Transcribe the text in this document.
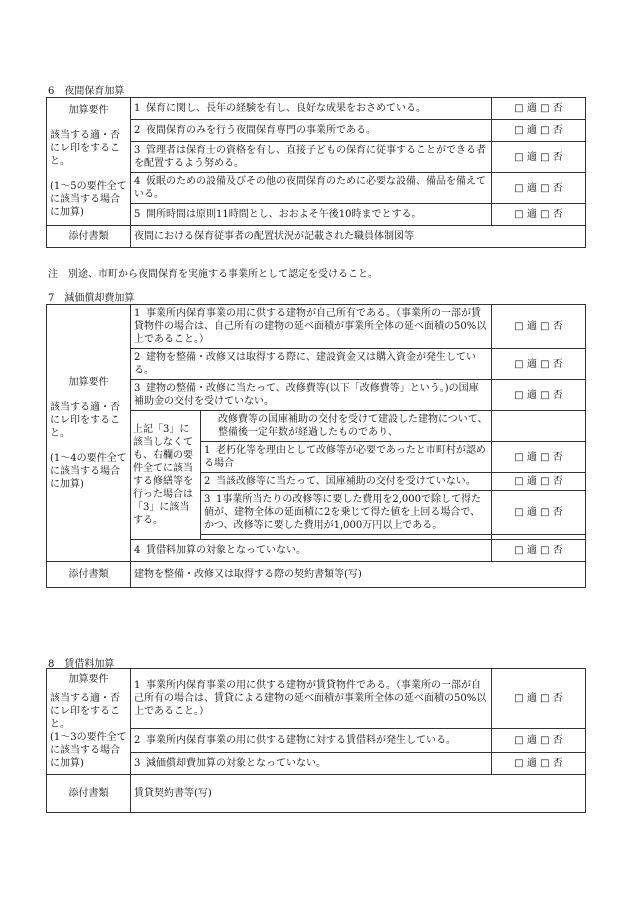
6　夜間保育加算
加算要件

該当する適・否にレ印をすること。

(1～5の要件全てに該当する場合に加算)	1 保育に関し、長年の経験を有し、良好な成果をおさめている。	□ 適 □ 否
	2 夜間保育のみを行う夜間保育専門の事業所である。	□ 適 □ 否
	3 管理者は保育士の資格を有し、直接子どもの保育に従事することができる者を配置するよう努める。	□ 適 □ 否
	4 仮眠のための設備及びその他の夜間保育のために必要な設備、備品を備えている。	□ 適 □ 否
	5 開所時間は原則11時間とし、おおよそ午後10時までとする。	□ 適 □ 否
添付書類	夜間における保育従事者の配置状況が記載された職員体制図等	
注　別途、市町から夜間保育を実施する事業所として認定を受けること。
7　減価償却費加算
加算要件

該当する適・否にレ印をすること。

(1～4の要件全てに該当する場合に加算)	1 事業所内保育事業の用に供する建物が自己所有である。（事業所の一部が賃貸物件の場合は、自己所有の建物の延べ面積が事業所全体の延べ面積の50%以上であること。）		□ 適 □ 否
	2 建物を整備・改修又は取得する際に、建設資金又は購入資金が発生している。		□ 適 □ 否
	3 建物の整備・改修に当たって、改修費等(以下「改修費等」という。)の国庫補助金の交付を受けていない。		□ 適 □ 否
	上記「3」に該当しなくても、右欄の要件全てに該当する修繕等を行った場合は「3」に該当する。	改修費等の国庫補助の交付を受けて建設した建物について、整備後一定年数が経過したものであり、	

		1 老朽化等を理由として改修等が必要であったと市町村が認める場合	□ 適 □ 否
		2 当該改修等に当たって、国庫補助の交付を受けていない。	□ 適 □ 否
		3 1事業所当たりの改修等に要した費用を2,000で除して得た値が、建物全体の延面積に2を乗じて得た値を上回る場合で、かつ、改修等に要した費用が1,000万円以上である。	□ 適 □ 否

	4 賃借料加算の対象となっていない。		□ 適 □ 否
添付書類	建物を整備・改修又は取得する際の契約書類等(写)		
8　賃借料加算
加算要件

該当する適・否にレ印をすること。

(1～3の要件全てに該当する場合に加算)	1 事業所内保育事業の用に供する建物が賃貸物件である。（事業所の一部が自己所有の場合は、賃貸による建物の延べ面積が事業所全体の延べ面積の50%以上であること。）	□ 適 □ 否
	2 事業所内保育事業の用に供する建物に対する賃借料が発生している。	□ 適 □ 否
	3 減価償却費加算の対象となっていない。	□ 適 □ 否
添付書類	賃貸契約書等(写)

...

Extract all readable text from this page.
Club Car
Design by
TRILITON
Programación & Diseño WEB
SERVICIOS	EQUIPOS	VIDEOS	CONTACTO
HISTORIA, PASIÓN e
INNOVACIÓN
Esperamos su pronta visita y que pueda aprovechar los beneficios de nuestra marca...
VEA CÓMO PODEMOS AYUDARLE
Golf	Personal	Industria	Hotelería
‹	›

_GIVEN EXERCISE_:
Extract every line containing the string "text" from the data above.

_RESPONSE TO THE EXERCISE_:
Transcribe the text in this document.
Extract all readable text from this page.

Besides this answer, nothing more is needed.